__Direction__:
Gather all lines with the word "Födda" in them.

__Information given__:
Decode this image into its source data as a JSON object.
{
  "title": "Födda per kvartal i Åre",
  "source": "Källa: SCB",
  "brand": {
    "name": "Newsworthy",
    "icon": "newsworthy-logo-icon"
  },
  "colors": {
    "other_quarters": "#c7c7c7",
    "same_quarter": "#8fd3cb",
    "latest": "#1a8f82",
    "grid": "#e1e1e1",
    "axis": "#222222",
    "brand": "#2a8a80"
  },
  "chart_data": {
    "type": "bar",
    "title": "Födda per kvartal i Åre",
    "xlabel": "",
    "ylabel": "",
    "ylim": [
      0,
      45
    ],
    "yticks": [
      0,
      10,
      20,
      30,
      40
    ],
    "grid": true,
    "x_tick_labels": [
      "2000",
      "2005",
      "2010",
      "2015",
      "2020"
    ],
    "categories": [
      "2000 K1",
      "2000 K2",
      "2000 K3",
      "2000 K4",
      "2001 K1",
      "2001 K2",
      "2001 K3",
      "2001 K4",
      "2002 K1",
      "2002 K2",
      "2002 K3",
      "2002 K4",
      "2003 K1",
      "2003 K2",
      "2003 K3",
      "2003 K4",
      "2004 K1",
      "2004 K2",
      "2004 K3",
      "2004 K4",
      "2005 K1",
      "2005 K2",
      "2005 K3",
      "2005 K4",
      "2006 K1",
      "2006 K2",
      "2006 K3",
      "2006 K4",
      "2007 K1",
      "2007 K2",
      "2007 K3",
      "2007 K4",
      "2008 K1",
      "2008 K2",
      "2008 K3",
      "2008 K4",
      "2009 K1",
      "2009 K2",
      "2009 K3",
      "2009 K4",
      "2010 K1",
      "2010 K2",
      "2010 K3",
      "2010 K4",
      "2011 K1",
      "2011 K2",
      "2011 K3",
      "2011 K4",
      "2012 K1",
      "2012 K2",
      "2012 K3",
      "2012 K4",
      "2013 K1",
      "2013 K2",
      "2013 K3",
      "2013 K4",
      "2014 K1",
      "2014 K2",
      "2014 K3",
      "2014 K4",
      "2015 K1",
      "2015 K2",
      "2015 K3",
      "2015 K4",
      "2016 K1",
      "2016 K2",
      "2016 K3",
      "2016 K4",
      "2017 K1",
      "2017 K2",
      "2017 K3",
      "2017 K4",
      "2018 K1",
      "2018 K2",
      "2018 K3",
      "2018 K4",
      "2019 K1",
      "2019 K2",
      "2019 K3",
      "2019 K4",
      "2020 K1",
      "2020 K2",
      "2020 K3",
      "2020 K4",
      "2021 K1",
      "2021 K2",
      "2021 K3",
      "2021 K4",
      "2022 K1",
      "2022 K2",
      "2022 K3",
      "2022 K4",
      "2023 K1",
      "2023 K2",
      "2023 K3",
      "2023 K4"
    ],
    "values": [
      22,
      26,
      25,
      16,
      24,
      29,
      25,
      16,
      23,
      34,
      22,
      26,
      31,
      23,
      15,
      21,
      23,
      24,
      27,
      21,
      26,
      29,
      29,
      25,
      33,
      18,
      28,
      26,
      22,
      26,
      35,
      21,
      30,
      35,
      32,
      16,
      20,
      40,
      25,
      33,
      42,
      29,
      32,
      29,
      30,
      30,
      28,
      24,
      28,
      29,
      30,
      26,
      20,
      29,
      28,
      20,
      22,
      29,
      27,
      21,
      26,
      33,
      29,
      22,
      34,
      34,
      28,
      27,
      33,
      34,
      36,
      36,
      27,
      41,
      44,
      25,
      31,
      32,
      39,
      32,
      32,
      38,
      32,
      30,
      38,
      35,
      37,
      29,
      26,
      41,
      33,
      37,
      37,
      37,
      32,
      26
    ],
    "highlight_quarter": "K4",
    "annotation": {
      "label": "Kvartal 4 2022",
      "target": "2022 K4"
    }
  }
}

__Full output__:
  "title": "Födda per kvartal i Åre",
    "title": "Födda per kvartal i Åre",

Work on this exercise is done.